[Input records]
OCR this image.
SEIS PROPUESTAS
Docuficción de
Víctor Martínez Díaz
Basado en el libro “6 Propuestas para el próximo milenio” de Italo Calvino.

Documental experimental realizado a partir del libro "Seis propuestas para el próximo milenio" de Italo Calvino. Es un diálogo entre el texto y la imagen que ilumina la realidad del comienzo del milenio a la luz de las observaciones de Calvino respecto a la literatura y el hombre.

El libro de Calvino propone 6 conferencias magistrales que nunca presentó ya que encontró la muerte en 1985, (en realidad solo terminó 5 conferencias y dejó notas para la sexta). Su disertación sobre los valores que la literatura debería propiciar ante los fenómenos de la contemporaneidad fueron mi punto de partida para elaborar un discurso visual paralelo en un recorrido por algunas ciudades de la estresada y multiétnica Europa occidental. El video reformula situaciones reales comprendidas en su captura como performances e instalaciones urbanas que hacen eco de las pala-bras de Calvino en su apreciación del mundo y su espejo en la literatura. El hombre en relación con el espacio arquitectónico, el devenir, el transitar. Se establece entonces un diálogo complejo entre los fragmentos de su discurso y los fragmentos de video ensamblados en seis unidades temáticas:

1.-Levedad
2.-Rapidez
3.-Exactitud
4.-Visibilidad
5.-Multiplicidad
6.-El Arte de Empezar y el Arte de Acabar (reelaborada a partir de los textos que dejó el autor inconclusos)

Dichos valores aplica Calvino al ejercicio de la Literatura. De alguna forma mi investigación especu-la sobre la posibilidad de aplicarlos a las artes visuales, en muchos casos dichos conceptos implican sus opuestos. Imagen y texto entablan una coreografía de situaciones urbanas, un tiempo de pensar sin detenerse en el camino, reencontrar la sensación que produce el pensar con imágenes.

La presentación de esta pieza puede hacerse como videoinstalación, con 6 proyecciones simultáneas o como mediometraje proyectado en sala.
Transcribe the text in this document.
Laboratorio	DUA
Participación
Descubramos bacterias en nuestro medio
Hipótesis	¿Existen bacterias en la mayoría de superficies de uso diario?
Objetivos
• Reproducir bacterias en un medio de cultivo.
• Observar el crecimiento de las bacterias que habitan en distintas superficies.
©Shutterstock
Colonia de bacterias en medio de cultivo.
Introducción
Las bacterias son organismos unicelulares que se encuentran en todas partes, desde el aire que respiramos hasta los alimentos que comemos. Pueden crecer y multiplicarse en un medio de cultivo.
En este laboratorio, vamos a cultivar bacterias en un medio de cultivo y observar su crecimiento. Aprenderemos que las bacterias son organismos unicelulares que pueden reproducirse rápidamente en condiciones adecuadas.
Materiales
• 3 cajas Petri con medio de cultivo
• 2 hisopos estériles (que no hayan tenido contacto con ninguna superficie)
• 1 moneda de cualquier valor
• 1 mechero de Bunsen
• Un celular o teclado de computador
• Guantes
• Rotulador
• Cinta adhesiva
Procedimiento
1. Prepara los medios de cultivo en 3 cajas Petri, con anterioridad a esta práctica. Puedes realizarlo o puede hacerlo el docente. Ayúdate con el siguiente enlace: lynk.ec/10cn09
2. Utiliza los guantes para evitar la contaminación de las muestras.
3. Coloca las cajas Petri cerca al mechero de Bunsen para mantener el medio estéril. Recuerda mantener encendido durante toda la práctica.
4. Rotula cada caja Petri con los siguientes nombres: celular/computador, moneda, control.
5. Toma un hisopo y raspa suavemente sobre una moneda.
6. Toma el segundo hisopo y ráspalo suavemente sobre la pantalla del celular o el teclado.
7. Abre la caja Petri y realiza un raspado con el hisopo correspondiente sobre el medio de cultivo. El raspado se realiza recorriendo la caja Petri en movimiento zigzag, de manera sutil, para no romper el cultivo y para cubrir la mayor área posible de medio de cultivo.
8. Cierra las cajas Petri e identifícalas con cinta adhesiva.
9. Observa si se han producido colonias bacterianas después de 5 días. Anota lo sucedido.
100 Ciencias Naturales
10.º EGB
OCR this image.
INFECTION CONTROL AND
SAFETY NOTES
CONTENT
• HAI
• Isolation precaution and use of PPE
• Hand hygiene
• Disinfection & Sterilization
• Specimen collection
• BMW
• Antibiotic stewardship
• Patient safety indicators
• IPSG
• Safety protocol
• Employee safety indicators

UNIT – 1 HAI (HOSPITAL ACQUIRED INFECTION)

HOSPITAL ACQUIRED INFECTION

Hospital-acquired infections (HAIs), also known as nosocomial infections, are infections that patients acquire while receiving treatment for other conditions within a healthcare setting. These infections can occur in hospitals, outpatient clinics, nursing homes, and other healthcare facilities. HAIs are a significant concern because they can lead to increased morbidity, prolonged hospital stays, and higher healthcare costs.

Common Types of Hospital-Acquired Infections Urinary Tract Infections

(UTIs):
[/Input records]
Set down all of the data above, word for word.

OCR this image.
SEIS PROPUESTAS
Docuficción de
Víctor Martínez Díaz
Basado en el libro “6 Propuestas para el próximo milenio” de Italo Calvino.

Documental experimental realizado a partir del libro "Seis propuestas para el próximo milenio" de Italo Calvino. Es un diálogo entre el texto y la imagen que ilumina la realidad del comienzo del milenio a la luz de las observaciones de Calvino respecto a la literatura y el hombre.

El libro de Calvino propone 6 conferencias magistrales que nunca presentó ya que encontró la muerte en 1985, (en realidad solo terminó 5 conferencias y dejó notas para la sexta). Su disertación sobre los valores que la literatura debería propiciar ante los fenómenos de la contemporaneidad fueron mi punto de partida para elaborar un discurso visual paralelo en un recorrido por algunas ciudades de la estresada y multiétnica Europa occidental. El video reformula situaciones reales comprendidas en su captura como performances e instalaciones urbanas que hacen eco de las pala-bras de Calvino en su apreciación del mundo y su espejo en la literatura. El hombre en relación con el espacio arquitectónico, el devenir, el transitar. Se establece entonces un diálogo complejo entre los fragmentos de su discurso y los fragmentos de video ensamblados en seis unidades temáticas:

1.-Levedad
2.-Rapidez
3.-Exactitud
4.-Visibilidad
5.-Multiplicidad
6.-El Arte de Empezar y el Arte de Acabar (reelaborada a partir de los textos que dejó el autor inconclusos)

Dichos valores aplica Calvino al ejercicio de la Literatura. De alguna forma mi investigación especu-la sobre la posibilidad de aplicarlos a las artes visuales, en muchos casos dichos conceptos implican sus opuestos. Imagen y texto entablan una coreografía de situaciones urbanas, un tiempo de pensar sin detenerse en el camino, reencontrar la sensación que produce el pensar con imágenes.

La presentación de esta pieza puede hacerse como videoinstalación, con 6 proyecciones simultáneas o como mediometraje proyectado en sala.
Transcribe the text in this document.
Laboratorio	DUA
Participación
Descubramos bacterias en nuestro medio
Hipótesis	¿Existen bacterias en la mayoría de superficies de uso diario?
Objetivos
• Reproducir bacterias en un medio de cultivo.
• Observar el crecimiento de las bacterias que habitan en distintas superficies.
©Shutterstock
Colonia de bacterias en medio de cultivo.
Introducción
Las bacterias son organismos unicelulares que se encuentran en todas partes, desde el aire que respiramos hasta los alimentos que comemos. Pueden crecer y multiplicarse en un medio de cultivo.
En este laboratorio, vamos a cultivar bacterias en un medio de cultivo y observar su crecimiento. Aprenderemos que las bacterias son organismos unicelulares que pueden reproducirse rápidamente en condiciones adecuadas.
Materiales
• 3 cajas Petri con medio de cultivo
• 2 hisopos estériles (que no hayan tenido contacto con ninguna superficie)
• 1 moneda de cualquier valor
• 1 mechero de Bunsen
• Un celular o teclado de computador
• Guantes
• Rotulador
• Cinta adhesiva
Procedimiento
1. Prepara los medios de cultivo en 3 cajas Petri, con anterioridad a esta práctica. Puedes realizarlo o puede hacerlo el docente. Ayúdate con el siguiente enlace: lynk.ec/10cn09
2. Utiliza los guantes para evitar la contaminación de las muestras.
3. Coloca las cajas Petri cerca al mechero de Bunsen para mantener el medio estéril. Recuerda mantener encendido durante toda la práctica.
4. Rotula cada caja Petri con los siguientes nombres: celular/computador, moneda, control.
5. Toma un hisopo y raspa suavemente sobre una moneda.
6. Toma el segundo hisopo y ráspalo suavemente sobre la pantalla del celular o el teclado.
7. Abre la caja Petri y realiza un raspado con el hisopo correspondiente sobre el medio de cultivo. El raspado se realiza recorriendo la caja Petri en movimiento zigzag, de manera sutil, para no romper el cultivo y para cubrir la mayor área posible de medio de cultivo.
8. Cierra las cajas Petri e identifícalas con cinta adhesiva.
9. Observa si se han producido colonias bacterianas después de 5 días. Anota lo sucedido.
100 Ciencias Naturales
10.º EGB
OCR this image.
INFECTION CONTROL AND
SAFETY NOTES
CONTENT
• HAI
• Isolation precaution and use of PPE
• Hand hygiene
• Disinfection & Sterilization
• Specimen collection
• BMW
• Antibiotic stewardship
• Patient safety indicators
• IPSG
• Safety protocol
• Employee safety indicators

UNIT – 1 HAI (HOSPITAL ACQUIRED INFECTION)

HOSPITAL ACQUIRED INFECTION

Hospital-acquired infections (HAIs), also known as nosocomial infections, are infections that patients acquire while receiving treatment for other conditions within a healthcare setting. These infections can occur in hospitals, outpatient clinics, nursing homes, and other healthcare facilities. HAIs are a significant concern because they can lead to increased morbidity, prolonged hospital stays, and higher healthcare costs.

Common Types of Hospital-Acquired Infections Urinary Tract Infections

(UTIs):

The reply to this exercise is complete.